[Dataset entries]
- - -

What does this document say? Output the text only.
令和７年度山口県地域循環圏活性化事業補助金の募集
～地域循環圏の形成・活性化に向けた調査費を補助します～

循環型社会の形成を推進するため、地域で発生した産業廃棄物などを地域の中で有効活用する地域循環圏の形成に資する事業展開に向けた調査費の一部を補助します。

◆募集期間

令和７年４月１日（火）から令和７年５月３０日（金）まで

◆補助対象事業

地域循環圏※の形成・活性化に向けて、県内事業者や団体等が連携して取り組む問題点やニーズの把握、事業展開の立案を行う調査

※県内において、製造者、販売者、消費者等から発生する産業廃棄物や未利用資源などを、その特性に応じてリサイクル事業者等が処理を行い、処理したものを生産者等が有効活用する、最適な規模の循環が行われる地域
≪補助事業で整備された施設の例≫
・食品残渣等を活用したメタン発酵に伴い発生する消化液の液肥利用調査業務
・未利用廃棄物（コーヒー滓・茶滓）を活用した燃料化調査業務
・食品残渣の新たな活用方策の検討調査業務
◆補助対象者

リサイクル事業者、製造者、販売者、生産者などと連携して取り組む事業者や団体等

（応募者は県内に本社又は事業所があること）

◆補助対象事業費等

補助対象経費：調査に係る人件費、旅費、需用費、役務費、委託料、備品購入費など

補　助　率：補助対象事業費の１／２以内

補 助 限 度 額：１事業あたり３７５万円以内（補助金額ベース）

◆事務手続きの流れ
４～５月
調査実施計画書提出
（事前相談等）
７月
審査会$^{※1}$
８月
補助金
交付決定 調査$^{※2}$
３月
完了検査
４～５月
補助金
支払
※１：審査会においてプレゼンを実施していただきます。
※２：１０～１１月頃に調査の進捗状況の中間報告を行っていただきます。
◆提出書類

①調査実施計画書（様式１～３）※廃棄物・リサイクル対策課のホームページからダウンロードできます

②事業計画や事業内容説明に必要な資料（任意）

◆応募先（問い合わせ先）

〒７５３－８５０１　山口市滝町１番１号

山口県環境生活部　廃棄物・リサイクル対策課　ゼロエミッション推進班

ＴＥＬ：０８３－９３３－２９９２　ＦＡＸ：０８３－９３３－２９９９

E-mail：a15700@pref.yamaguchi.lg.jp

- - -

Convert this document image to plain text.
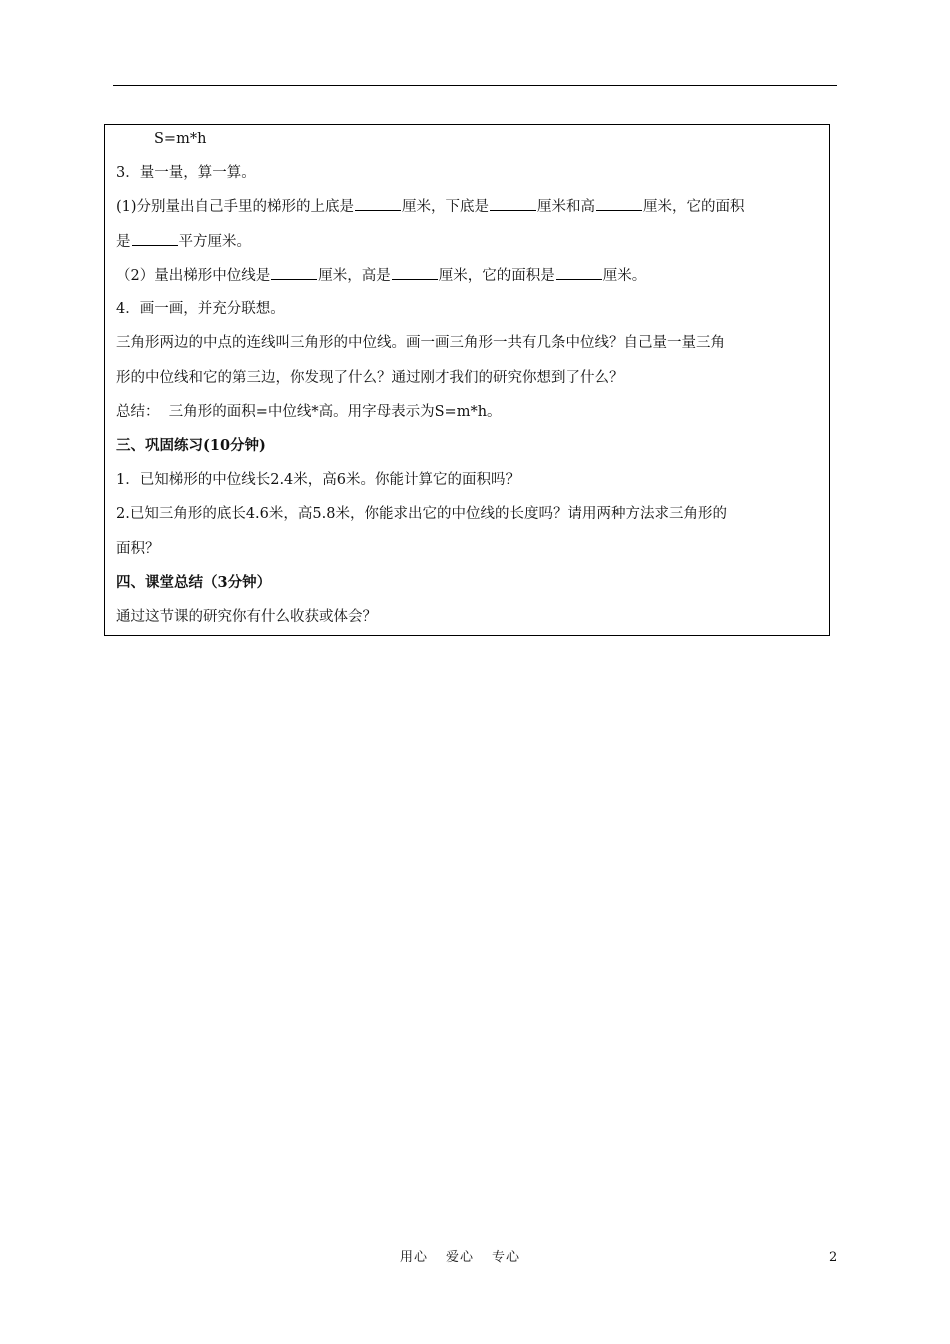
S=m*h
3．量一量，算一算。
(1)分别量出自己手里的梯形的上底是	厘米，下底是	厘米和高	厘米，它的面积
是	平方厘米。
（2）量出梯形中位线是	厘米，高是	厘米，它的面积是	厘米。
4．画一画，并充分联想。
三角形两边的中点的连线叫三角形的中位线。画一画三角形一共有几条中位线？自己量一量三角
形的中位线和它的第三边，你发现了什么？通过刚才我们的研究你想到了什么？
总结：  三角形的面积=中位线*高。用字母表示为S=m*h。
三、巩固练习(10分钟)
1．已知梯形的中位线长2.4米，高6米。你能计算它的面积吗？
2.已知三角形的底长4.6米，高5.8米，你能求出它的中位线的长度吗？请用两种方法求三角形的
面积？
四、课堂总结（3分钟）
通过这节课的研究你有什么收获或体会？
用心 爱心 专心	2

- - -

## WHAT TO PRODUCE
Count the lines above that contain the word "text". Give only the number.

## ANSWER
2